What is being asked: Select every line below containing the word "first".

Records:
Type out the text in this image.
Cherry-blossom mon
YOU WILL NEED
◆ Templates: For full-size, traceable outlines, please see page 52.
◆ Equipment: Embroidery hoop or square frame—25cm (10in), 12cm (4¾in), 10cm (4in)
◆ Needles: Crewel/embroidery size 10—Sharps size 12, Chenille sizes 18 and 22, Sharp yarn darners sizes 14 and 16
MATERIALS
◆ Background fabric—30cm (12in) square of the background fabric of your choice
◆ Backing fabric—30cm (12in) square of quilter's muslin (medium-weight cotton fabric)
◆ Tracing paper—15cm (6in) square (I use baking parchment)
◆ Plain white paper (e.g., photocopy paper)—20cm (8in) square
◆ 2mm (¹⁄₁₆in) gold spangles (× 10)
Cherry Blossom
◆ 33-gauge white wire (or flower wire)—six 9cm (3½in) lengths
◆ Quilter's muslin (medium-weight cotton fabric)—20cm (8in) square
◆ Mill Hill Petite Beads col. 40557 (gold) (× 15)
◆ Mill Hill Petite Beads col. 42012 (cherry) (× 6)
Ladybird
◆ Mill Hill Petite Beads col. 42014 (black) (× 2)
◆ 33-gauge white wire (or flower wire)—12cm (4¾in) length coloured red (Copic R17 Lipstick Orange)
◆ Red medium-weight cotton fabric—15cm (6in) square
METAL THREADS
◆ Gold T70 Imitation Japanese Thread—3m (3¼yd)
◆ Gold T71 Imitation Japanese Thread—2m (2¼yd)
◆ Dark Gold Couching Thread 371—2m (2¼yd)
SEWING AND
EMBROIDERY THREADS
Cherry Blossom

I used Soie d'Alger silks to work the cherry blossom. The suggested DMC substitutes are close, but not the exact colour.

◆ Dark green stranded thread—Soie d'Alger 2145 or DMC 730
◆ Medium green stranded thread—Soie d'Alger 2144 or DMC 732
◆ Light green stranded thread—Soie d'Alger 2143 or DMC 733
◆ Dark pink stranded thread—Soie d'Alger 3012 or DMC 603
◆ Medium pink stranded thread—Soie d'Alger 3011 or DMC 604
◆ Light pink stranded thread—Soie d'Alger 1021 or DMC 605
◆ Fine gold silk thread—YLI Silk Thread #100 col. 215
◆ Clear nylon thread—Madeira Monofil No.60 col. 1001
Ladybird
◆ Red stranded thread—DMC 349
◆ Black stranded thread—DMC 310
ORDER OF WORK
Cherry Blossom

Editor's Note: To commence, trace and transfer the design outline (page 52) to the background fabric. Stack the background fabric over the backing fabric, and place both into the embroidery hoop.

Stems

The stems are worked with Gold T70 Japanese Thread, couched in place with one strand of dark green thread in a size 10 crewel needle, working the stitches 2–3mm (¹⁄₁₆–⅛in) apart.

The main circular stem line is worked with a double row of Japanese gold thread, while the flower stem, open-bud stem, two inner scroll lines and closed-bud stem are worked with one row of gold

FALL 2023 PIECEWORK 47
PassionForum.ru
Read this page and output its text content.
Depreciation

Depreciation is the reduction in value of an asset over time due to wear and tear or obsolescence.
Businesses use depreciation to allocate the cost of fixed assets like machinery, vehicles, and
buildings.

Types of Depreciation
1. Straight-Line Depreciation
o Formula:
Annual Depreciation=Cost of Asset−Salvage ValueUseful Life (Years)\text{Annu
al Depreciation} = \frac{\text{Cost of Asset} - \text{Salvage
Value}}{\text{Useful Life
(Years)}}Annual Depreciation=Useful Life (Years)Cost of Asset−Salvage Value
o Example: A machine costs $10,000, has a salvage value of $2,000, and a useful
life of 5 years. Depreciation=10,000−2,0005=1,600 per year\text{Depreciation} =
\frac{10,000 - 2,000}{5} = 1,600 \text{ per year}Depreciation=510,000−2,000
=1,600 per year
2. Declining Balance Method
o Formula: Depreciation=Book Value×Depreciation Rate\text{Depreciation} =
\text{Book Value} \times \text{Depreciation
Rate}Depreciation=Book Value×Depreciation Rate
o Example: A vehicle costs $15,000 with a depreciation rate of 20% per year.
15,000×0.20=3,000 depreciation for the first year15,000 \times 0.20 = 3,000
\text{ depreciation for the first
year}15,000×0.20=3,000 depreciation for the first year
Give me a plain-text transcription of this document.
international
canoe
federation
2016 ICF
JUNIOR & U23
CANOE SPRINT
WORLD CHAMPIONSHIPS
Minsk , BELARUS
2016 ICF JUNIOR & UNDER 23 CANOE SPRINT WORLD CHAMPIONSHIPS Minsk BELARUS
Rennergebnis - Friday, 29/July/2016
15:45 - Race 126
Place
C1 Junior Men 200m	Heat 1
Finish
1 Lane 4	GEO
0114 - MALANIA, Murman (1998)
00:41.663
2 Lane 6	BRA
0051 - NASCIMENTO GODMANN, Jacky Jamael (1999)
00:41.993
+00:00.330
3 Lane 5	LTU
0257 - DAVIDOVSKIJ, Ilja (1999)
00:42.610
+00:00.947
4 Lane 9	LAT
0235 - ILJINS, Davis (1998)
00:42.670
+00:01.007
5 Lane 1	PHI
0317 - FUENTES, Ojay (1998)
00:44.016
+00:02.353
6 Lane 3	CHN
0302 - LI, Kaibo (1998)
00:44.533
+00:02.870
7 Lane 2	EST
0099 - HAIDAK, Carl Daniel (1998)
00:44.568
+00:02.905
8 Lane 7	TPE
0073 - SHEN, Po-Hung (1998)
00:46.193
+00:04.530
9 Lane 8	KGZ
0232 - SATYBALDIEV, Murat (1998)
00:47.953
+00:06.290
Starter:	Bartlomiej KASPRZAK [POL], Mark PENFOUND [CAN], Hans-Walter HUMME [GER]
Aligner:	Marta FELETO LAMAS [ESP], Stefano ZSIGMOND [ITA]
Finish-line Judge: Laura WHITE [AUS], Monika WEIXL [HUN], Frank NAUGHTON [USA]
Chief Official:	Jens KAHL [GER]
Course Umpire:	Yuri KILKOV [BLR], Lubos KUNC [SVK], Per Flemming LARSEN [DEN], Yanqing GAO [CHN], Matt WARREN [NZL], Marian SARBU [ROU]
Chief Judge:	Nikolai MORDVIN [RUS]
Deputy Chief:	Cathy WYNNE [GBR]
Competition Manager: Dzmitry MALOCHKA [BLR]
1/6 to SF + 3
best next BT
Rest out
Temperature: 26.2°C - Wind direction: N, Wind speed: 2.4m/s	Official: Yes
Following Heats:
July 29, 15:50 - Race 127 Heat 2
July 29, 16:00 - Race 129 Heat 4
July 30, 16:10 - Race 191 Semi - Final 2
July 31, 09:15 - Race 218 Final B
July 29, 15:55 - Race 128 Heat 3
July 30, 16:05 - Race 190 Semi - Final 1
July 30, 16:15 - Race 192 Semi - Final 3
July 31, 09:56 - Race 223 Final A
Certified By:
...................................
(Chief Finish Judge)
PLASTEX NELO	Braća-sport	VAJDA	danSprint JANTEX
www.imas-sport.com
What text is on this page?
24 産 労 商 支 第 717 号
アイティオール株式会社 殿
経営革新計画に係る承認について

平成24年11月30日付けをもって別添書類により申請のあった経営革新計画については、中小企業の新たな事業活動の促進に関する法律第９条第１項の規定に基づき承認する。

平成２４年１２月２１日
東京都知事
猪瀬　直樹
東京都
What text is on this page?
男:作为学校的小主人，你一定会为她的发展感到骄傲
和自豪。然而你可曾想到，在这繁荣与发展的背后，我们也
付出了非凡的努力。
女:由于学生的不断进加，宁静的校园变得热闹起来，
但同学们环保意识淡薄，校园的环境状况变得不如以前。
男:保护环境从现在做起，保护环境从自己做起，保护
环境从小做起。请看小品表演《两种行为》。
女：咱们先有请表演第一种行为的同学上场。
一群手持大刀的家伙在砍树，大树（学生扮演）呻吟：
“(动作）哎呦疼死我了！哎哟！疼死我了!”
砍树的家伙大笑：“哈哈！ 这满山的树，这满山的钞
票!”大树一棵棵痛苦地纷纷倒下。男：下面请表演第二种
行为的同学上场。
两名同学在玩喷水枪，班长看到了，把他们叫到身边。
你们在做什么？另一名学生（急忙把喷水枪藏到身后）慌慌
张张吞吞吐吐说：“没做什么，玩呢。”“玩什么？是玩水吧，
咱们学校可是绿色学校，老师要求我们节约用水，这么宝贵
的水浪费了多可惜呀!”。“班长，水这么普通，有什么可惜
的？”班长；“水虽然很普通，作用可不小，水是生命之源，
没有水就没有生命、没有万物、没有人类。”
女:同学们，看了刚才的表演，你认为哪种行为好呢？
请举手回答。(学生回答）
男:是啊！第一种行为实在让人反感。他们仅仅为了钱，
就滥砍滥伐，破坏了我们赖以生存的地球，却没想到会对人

Problem solution:
15,000×0.20=3,000 depreciation for the first year15,000 \times 0.20 = 3,000
\text{ depreciation for the first
year}15,000×0.20=3,000 depreciation for the first year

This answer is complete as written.